--- BEGIN ---

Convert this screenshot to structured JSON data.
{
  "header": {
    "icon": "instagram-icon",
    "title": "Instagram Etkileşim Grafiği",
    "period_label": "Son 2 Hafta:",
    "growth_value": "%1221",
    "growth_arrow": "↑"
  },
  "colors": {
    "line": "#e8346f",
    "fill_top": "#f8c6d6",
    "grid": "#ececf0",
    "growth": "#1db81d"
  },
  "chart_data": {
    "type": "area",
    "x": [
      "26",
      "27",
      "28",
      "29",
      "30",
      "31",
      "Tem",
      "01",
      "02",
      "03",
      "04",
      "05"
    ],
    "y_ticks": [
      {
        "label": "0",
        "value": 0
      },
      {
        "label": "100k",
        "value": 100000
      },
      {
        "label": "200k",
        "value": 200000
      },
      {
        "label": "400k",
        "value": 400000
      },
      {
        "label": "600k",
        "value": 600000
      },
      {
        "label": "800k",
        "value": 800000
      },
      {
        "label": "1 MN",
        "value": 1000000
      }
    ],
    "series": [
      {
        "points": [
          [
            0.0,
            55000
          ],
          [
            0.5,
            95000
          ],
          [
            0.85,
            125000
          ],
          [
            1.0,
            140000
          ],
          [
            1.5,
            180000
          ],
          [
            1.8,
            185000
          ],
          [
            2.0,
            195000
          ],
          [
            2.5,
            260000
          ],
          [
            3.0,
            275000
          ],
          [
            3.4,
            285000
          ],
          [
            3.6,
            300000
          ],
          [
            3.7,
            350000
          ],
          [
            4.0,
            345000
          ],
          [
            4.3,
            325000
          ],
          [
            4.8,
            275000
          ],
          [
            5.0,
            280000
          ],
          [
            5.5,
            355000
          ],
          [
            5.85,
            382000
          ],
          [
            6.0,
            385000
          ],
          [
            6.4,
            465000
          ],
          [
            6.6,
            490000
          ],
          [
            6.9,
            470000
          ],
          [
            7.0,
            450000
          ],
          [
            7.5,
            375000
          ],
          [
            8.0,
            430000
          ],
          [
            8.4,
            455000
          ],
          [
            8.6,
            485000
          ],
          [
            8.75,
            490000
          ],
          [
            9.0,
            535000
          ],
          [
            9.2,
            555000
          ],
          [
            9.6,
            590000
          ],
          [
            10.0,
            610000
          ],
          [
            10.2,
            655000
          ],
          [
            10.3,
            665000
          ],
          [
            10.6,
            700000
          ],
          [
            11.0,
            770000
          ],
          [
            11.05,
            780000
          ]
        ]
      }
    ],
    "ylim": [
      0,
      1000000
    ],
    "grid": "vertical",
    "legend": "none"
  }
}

--- END ---
--- BEGIN ---

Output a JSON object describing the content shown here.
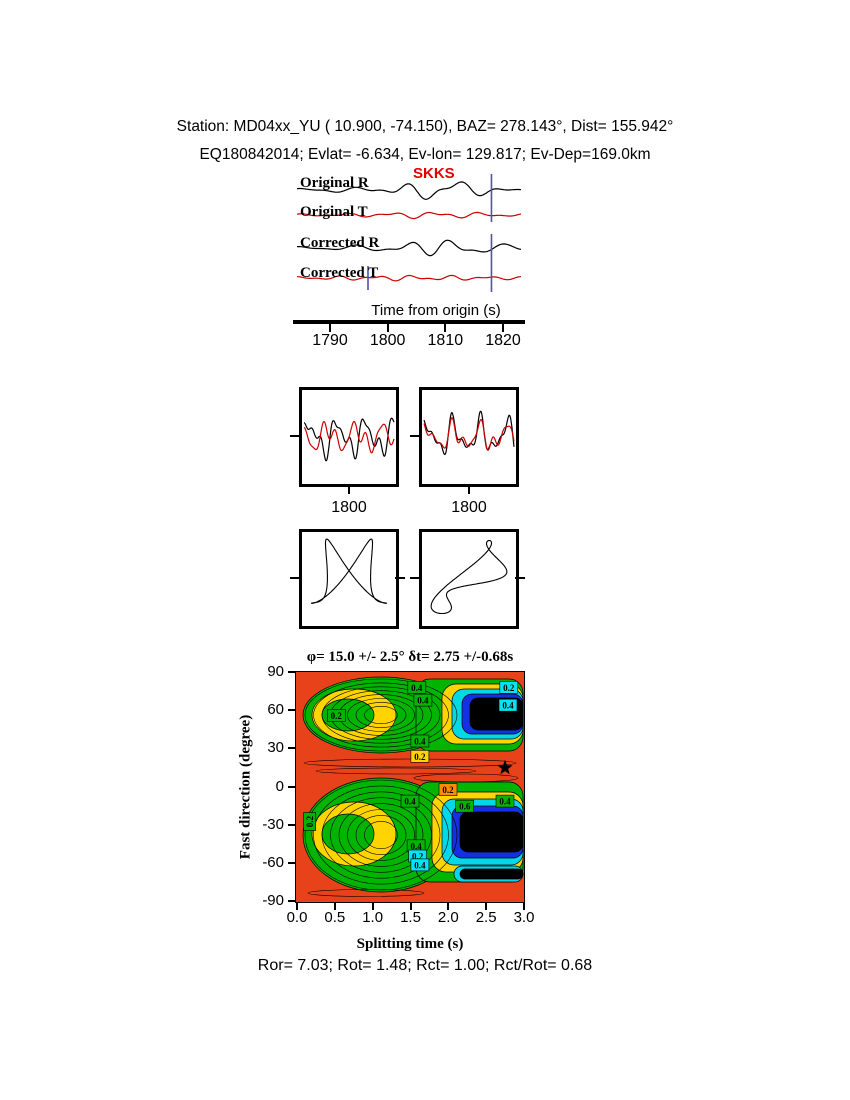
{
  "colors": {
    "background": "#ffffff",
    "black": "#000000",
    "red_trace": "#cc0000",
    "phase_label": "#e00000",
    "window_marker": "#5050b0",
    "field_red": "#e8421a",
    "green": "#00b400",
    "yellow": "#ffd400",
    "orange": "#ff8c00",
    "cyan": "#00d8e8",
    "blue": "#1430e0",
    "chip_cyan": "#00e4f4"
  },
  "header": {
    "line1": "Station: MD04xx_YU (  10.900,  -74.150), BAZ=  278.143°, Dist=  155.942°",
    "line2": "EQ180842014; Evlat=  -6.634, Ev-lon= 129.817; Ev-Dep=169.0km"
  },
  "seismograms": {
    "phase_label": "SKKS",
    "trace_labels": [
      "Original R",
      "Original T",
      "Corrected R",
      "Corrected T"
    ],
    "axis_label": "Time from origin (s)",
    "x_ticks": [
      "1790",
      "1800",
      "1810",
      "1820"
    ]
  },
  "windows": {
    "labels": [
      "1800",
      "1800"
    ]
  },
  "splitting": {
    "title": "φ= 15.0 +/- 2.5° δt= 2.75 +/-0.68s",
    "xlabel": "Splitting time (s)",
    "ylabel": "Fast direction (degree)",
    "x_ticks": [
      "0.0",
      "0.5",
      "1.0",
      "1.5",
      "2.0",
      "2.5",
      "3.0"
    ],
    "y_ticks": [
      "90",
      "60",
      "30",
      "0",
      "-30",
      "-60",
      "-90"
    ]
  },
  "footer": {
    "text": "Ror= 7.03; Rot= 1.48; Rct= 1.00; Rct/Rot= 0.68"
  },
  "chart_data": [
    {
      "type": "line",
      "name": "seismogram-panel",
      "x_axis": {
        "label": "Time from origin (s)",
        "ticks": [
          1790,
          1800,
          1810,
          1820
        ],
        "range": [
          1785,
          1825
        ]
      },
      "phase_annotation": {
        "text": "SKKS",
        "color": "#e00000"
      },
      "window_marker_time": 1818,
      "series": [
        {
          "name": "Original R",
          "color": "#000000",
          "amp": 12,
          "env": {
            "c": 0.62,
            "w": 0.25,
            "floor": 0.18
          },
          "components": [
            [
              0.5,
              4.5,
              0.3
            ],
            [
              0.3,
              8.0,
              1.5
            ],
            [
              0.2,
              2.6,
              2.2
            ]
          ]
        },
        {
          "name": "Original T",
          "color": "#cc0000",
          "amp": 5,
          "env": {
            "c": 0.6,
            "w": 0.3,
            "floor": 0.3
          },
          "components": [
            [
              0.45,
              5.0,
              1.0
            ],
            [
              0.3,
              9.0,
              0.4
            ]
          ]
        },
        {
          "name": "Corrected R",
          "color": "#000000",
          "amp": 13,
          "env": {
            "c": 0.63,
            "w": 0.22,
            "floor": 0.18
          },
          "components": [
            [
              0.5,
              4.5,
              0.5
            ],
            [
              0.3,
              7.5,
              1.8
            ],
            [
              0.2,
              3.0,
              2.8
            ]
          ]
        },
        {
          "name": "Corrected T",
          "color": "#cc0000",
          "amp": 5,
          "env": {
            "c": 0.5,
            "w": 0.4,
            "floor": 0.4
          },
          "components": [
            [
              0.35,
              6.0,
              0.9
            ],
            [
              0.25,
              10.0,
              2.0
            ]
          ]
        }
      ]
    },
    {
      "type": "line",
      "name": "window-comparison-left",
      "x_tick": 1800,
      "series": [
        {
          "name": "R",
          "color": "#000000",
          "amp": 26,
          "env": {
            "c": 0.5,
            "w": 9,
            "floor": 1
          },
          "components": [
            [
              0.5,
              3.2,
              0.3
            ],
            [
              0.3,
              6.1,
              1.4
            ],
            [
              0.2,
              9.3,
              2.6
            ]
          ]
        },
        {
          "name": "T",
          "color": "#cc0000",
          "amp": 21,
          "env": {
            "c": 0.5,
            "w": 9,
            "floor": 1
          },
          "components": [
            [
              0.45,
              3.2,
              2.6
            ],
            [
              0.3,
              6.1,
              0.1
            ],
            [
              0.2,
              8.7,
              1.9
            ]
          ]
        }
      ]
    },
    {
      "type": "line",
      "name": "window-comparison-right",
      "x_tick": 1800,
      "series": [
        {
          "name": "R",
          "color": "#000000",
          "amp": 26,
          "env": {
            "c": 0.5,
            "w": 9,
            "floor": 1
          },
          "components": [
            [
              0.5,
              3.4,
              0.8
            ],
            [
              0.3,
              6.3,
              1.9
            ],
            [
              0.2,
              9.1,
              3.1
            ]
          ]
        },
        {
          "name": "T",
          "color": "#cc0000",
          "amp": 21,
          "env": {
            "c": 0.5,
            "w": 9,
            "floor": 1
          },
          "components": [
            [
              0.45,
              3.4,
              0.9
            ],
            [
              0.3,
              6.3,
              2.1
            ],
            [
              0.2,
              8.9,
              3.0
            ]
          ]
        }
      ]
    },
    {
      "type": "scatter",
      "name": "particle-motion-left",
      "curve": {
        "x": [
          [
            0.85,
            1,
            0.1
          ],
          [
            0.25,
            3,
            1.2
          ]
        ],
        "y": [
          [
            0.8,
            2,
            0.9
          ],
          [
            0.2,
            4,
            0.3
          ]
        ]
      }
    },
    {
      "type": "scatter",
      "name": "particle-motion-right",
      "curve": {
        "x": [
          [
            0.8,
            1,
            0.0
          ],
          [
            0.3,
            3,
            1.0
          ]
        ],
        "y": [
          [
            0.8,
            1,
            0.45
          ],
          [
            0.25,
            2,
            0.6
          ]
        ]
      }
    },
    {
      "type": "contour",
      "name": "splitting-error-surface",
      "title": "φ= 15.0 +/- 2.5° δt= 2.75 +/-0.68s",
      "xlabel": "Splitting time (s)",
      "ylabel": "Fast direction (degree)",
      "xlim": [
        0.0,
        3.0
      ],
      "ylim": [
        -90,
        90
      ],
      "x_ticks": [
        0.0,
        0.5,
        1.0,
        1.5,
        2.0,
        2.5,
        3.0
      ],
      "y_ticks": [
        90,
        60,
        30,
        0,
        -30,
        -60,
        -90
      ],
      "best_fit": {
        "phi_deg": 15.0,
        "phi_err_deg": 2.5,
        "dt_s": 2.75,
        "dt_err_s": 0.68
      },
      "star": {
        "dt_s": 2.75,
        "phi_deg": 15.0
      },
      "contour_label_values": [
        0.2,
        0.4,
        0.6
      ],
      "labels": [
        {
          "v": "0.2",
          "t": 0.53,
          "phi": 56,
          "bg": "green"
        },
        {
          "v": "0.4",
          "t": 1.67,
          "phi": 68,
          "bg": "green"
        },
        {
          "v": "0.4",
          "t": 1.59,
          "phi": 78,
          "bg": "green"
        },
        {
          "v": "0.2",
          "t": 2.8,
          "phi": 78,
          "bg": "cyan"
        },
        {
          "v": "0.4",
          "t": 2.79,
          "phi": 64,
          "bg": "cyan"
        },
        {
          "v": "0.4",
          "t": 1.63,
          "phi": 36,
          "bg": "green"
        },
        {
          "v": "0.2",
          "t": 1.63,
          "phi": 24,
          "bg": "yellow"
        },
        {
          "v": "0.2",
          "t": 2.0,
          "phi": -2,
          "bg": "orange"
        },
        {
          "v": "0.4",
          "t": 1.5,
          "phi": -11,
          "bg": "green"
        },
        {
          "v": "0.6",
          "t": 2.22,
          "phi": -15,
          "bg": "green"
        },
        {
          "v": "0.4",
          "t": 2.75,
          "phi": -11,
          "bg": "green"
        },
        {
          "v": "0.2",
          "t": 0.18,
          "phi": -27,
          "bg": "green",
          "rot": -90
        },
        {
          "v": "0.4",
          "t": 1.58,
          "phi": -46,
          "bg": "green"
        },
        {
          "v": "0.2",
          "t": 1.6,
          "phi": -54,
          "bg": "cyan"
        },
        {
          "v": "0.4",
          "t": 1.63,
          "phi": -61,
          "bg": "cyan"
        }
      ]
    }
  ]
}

--- END ---

What is expected
Which lines in the records above contain the string "left"? Copy each one.

Response to this task
      "name": "window-comparison-left",
      "name": "particle-motion-left",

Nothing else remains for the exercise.